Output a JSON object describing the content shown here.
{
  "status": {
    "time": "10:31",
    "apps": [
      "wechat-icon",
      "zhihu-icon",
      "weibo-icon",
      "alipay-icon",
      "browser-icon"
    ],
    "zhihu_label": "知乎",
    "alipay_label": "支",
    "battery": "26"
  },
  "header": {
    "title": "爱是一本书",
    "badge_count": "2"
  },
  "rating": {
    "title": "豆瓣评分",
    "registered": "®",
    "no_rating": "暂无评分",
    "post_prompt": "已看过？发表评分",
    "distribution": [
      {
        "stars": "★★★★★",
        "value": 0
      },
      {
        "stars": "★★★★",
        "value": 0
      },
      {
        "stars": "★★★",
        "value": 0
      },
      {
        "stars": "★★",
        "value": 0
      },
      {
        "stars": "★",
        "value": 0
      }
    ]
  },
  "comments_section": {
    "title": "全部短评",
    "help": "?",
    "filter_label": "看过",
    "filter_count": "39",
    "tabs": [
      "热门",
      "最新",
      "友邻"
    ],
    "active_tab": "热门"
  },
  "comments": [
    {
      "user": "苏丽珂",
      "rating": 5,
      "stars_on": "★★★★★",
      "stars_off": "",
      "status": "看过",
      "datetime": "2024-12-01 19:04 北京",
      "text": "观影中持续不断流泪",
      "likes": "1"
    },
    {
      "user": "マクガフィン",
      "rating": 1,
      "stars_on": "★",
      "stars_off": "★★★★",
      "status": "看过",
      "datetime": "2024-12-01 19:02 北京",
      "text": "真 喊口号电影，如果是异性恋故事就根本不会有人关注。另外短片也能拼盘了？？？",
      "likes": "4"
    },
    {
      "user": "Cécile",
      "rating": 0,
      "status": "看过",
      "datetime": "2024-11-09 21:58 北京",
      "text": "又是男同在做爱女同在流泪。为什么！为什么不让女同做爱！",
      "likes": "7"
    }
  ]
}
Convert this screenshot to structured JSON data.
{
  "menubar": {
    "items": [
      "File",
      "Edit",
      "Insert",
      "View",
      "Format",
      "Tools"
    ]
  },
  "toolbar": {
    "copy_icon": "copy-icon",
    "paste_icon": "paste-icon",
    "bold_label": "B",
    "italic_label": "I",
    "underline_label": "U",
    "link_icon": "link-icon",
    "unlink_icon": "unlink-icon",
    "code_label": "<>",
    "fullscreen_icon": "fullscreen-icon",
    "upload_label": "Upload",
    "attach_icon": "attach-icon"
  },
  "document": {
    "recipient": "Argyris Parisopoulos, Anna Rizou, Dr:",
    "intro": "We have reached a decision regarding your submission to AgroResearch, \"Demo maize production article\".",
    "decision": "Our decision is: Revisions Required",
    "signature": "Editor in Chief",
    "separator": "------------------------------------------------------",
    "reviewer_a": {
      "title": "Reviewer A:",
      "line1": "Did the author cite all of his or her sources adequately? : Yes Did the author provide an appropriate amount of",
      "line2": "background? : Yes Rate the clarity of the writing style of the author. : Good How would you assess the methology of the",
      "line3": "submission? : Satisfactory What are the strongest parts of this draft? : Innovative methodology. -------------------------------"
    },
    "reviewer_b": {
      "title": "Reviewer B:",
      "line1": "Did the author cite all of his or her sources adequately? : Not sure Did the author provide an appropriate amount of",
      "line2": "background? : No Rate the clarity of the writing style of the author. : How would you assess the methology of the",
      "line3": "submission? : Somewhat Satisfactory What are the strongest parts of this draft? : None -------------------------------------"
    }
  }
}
------------------------------------------------
STATED TASK - Set down every line of the listing above again, exactly as given.

RESPONSE -
Output a JSON object describing the content shown here.
{
  "status": {
    "time": "10:31",
    "apps": [
      "wechat-icon",
      "zhihu-icon",
      "weibo-icon",
      "alipay-icon",
      "browser-icon"
    ],
    "zhihu_label": "知乎",
    "alipay_label": "支",
    "battery": "26"
  },
  "header": {
    "title": "爱是一本书",
    "badge_count": "2"
  },
  "rating": {
    "title": "豆瓣评分",
    "registered": "®",
    "no_rating": "暂无评分",
    "post_prompt": "已看过？发表评分",
    "distribution": [
      {
        "stars": "★★★★★",
        "value": 0
      },
      {
        "stars": "★★★★",
        "value": 0
      },
      {
        "stars": "★★★",
        "value": 0
      },
      {
        "stars": "★★",
        "value": 0
      },
      {
        "stars": "★",
        "value": 0
      }
    ]
  },
  "comments_section": {
    "title": "全部短评",
    "help": "?",
    "filter_label": "看过",
    "filter_count": "39",
    "tabs": [
      "热门",
      "最新",
      "友邻"
    ],
    "active_tab": "热门"
  },
  "comments": [
    {
      "user": "苏丽珂",
      "rating": 5,
      "stars_on": "★★★★★",
      "stars_off": "",
      "status": "看过",
      "datetime": "2024-12-01 19:04 北京",
      "text": "观影中持续不断流泪",
      "likes": "1"
    },
    {
      "user": "マクガフィン",
      "rating": 1,
      "stars_on": "★",
      "stars_off": "★★★★",
      "status": "看过",
      "datetime": "2024-12-01 19:02 北京",
      "text": "真 喊口号电影，如果是异性恋故事就根本不会有人关注。另外短片也能拼盘了？？？",
      "likes": "4"
    },
    {
      "user": "Cécile",
      "rating": 0,
      "status": "看过",
      "datetime": "2024-11-09 21:58 北京",
      "text": "又是男同在做爱女同在流泪。为什么！为什么不让女同做爱！",
      "likes": "7"
    }
  ]
}
Convert this screenshot to structured JSON data.
{
  "menubar": {
    "items": [
      "File",
      "Edit",
      "Insert",
      "View",
      "Format",
      "Tools"
    ]
  },
  "toolbar": {
    "copy_icon": "copy-icon",
    "paste_icon": "paste-icon",
    "bold_label": "B",
    "italic_label": "I",
    "underline_label": "U",
    "link_icon": "link-icon",
    "unlink_icon": "unlink-icon",
    "code_label": "<>",
    "fullscreen_icon": "fullscreen-icon",
    "upload_label": "Upload",
    "attach_icon": "attach-icon"
  },
  "document": {
    "recipient": "Argyris Parisopoulos, Anna Rizou, Dr:",
    "intro": "We have reached a decision regarding your submission to AgroResearch, \"Demo maize production article\".",
    "decision": "Our decision is: Revisions Required",
    "signature": "Editor in Chief",
    "separator": "------------------------------------------------------",
    "reviewer_a": {
      "title": "Reviewer A:",
      "line1": "Did the author cite all of his or her sources adequately? : Yes Did the author provide an appropriate amount of",
      "line2": "background? : Yes Rate the clarity of the writing style of the author. : Good How would you assess the methology of the",
      "line3": "submission? : Satisfactory What are the strongest parts of this draft? : Innovative methodology. -------------------------------"
    },
    "reviewer_b": {
      "title": "Reviewer B:",
      "line1": "Did the author cite all of his or her sources adequately? : Not sure Did the author provide an appropriate amount of",
      "line2": "background? : No Rate the clarity of the writing style of the author. : How would you assess the methology of the",
      "line3": "submission? : Somewhat Satisfactory What are the strongest parts of this draft? : None -------------------------------------"
    }
  }
}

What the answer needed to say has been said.